What lines of the data hold the string "ylabel"? Pull each one out.

- - -

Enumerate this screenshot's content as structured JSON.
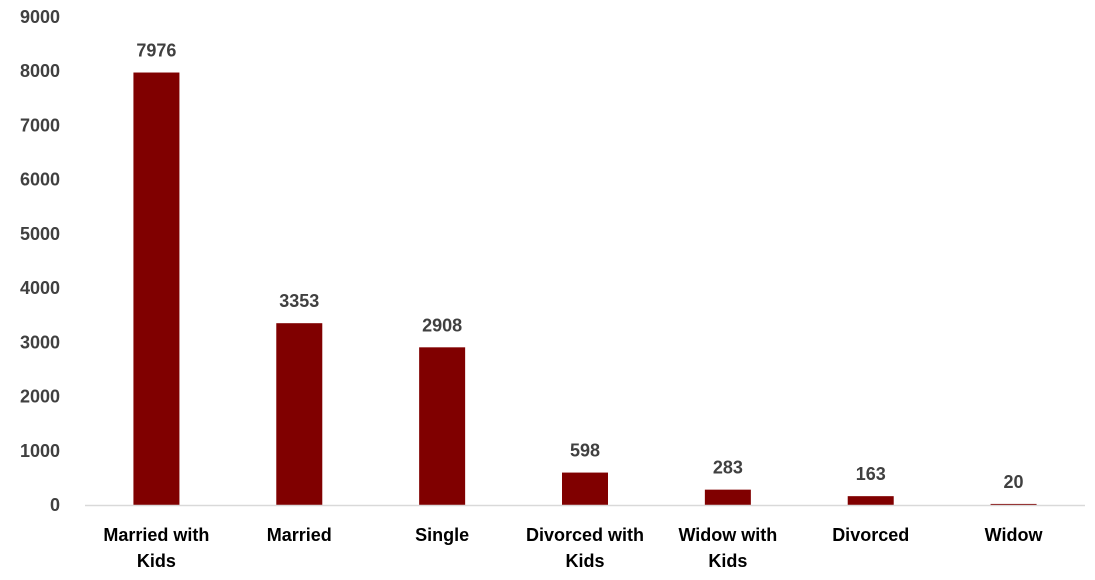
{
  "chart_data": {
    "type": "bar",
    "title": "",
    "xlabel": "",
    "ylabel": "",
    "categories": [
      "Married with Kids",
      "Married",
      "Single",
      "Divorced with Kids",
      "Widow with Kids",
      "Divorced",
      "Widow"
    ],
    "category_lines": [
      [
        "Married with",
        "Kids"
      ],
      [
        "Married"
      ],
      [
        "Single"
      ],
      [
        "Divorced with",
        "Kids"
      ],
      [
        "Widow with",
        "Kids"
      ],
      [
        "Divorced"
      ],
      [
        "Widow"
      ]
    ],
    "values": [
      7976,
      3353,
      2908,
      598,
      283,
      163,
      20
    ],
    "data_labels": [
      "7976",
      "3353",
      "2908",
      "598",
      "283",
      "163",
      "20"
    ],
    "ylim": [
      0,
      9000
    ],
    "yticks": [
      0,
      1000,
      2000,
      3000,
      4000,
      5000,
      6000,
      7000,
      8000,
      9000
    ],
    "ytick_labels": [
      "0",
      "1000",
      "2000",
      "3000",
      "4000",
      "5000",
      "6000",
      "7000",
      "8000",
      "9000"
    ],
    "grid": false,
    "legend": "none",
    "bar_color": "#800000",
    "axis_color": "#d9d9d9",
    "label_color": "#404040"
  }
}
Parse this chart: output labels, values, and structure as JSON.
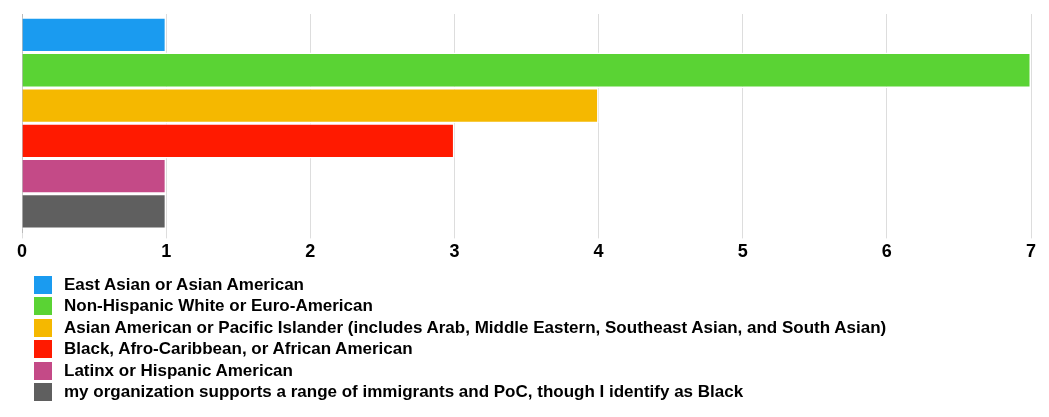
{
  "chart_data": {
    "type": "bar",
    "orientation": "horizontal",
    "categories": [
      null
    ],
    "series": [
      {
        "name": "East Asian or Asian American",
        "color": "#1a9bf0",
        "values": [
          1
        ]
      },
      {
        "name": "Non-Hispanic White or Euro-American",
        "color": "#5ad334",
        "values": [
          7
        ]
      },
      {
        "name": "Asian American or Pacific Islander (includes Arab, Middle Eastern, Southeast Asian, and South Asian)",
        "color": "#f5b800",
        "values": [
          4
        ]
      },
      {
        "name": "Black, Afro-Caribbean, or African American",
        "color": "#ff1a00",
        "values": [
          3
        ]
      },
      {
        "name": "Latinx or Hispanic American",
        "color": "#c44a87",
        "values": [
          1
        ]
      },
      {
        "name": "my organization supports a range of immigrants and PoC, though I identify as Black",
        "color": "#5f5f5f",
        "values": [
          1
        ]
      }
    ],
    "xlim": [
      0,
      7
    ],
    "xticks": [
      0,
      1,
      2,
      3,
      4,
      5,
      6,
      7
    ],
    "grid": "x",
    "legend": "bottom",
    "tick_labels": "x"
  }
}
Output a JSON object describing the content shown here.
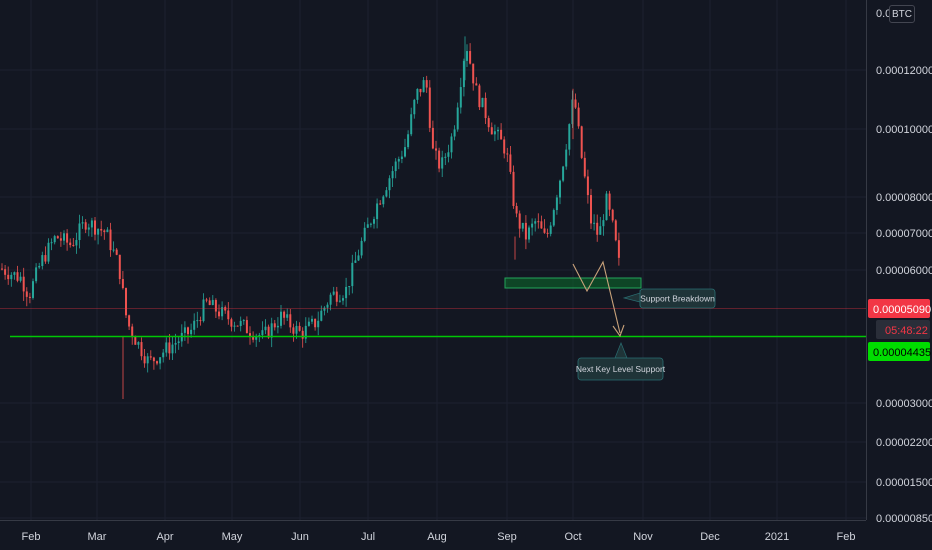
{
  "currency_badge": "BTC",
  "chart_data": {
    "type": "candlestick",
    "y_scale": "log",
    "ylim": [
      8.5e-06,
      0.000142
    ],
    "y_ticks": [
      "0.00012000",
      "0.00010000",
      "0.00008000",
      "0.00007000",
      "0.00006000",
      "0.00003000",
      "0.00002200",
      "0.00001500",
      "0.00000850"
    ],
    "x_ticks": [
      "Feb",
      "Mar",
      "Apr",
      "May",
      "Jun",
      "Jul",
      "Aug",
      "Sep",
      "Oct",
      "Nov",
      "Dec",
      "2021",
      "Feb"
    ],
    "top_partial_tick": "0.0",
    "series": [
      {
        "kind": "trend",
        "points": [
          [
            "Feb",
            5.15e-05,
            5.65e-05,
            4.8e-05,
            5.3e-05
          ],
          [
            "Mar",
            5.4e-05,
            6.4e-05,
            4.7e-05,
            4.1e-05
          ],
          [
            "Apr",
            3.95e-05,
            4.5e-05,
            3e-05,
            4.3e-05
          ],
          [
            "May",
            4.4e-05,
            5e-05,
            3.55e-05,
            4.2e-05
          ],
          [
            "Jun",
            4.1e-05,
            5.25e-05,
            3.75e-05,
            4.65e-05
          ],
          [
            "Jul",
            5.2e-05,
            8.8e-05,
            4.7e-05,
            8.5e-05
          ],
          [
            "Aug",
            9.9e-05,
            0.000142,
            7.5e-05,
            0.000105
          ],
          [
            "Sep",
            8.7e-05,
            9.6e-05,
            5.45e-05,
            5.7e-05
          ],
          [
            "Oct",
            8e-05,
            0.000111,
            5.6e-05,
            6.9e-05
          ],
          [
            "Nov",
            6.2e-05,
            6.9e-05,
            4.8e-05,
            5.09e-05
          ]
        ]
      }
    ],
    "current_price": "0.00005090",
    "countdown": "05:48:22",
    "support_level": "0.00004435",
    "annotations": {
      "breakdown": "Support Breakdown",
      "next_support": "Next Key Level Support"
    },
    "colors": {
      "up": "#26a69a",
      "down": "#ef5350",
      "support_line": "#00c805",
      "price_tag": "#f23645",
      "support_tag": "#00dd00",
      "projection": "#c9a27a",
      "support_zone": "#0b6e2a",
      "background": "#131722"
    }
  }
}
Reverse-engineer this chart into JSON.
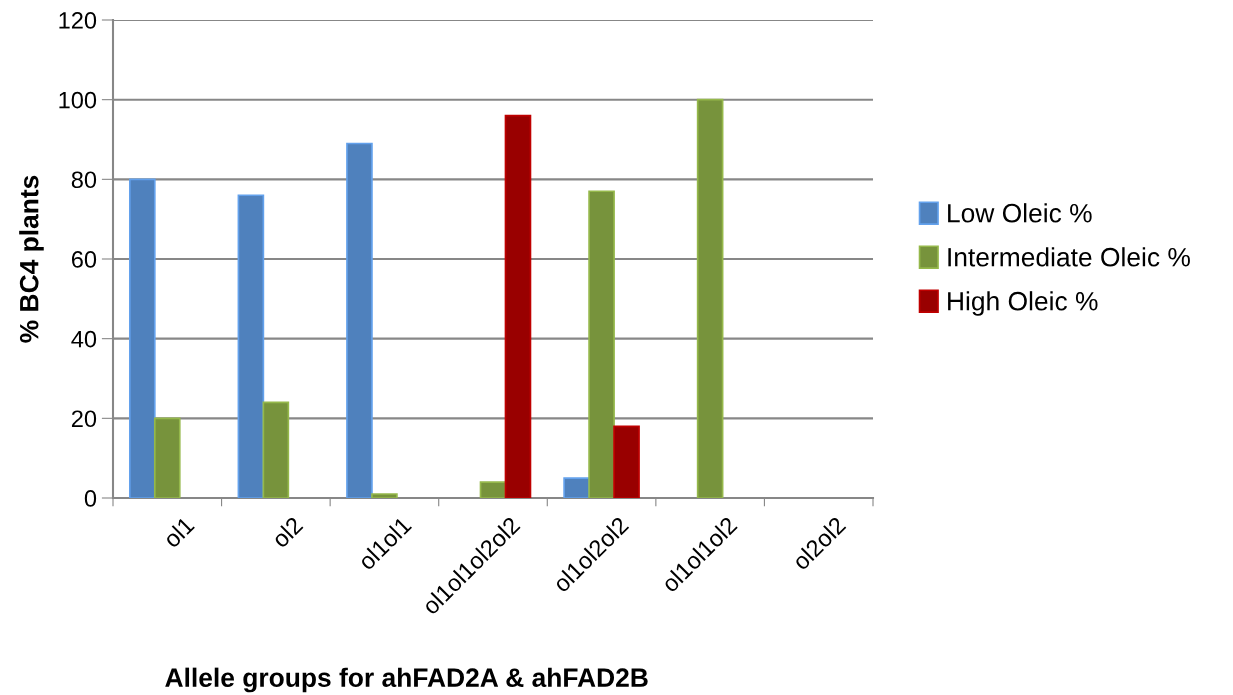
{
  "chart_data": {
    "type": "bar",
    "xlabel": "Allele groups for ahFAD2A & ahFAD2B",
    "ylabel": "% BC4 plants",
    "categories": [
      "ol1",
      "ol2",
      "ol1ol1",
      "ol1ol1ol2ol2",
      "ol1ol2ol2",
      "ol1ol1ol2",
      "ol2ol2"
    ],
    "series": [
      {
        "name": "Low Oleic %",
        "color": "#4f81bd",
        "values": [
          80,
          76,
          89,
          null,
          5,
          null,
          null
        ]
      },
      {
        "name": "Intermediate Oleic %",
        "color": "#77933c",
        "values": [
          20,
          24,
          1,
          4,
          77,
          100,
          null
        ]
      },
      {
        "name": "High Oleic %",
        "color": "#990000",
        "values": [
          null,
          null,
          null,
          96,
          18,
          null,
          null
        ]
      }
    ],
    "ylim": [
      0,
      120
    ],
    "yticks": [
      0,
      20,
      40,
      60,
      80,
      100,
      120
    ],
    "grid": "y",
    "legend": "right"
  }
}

- - -

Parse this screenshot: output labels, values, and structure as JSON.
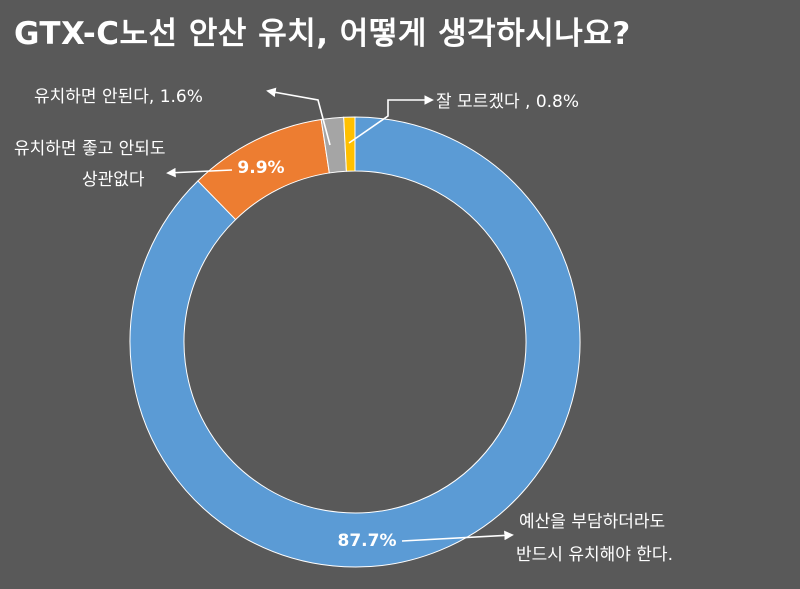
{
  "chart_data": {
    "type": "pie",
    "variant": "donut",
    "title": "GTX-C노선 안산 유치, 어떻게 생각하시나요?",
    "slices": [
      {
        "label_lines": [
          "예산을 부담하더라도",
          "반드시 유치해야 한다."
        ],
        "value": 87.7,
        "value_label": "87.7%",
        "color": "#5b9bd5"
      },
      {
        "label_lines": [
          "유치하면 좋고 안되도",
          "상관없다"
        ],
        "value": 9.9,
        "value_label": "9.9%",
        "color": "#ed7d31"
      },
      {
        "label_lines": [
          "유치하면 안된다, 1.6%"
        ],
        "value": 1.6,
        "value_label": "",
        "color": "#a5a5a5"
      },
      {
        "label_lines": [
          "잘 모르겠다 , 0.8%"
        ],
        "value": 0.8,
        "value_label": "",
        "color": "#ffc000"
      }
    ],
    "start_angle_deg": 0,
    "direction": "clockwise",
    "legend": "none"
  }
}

- - -

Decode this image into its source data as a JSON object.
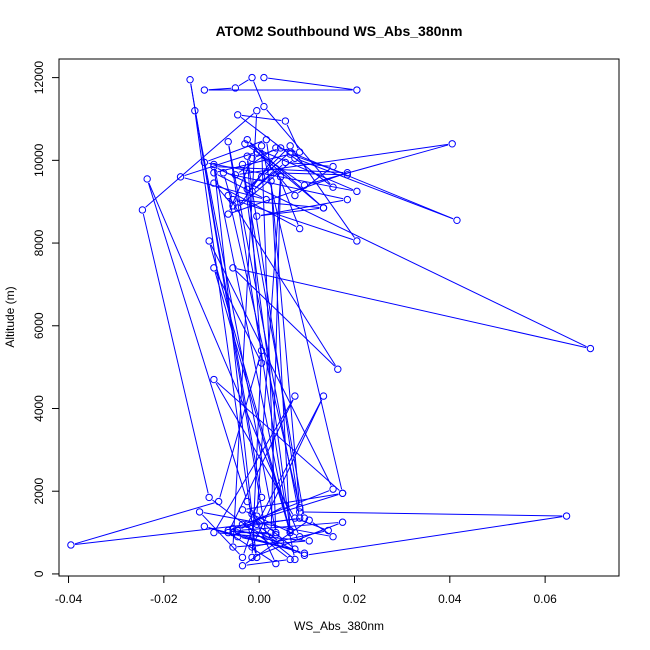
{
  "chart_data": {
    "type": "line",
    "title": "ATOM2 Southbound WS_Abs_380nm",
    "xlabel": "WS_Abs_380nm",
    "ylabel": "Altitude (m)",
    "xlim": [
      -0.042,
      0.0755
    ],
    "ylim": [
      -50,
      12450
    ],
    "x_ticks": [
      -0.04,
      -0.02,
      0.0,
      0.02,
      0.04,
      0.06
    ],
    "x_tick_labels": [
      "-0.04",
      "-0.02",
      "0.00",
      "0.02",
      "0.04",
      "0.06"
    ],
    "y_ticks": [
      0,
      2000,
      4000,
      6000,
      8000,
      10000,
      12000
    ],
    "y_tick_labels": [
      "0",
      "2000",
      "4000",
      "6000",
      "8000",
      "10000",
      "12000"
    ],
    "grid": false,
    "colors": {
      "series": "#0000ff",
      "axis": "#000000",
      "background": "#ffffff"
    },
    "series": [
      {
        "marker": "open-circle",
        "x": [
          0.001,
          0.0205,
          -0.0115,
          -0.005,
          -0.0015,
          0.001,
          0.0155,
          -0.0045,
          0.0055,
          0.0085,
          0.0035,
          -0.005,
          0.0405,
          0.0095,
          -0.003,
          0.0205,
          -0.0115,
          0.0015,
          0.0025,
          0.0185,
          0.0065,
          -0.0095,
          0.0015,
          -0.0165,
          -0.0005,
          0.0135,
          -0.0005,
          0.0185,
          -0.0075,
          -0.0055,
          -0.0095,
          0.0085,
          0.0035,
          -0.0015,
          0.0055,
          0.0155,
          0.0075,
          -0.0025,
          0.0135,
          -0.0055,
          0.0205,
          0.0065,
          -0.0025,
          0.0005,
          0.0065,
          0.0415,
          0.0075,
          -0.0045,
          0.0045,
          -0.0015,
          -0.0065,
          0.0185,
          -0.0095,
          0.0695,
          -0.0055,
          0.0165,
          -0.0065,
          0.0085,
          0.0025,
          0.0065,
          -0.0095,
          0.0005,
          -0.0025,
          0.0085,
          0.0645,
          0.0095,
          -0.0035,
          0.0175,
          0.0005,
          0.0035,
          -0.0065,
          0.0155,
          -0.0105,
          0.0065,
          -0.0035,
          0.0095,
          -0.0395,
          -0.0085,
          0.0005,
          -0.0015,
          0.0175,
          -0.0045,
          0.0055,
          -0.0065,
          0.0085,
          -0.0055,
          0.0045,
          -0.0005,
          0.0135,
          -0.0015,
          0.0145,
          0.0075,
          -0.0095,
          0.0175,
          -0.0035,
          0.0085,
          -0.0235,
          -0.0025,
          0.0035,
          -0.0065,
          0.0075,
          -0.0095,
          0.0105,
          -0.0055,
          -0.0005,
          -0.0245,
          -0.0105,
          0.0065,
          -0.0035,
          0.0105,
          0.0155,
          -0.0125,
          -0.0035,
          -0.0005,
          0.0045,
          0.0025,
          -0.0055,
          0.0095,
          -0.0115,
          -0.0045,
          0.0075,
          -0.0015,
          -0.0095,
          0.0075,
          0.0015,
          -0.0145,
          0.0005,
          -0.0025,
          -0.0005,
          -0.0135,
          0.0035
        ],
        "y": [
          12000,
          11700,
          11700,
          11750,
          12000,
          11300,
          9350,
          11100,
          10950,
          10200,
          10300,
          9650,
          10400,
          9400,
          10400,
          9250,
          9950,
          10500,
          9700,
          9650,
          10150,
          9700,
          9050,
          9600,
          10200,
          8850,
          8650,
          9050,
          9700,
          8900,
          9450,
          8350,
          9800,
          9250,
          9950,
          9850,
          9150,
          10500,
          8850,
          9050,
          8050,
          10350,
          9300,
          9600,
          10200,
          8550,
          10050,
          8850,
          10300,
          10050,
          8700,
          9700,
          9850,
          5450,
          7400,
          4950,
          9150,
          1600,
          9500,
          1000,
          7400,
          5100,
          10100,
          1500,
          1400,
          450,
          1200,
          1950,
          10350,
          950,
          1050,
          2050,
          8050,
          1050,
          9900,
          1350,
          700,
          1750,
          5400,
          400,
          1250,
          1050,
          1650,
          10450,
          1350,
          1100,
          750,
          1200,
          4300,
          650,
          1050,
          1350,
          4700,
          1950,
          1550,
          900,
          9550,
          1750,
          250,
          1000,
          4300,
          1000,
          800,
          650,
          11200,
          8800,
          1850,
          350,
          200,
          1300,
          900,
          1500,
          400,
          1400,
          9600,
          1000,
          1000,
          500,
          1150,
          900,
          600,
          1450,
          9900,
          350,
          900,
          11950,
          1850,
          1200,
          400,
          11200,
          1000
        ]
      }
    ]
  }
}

- - -

• COMPLETED EXERCISE:
    "ylabel": "",
    "ylabel": "% BC4 plants",
    "ylabel": "Altitude (m)",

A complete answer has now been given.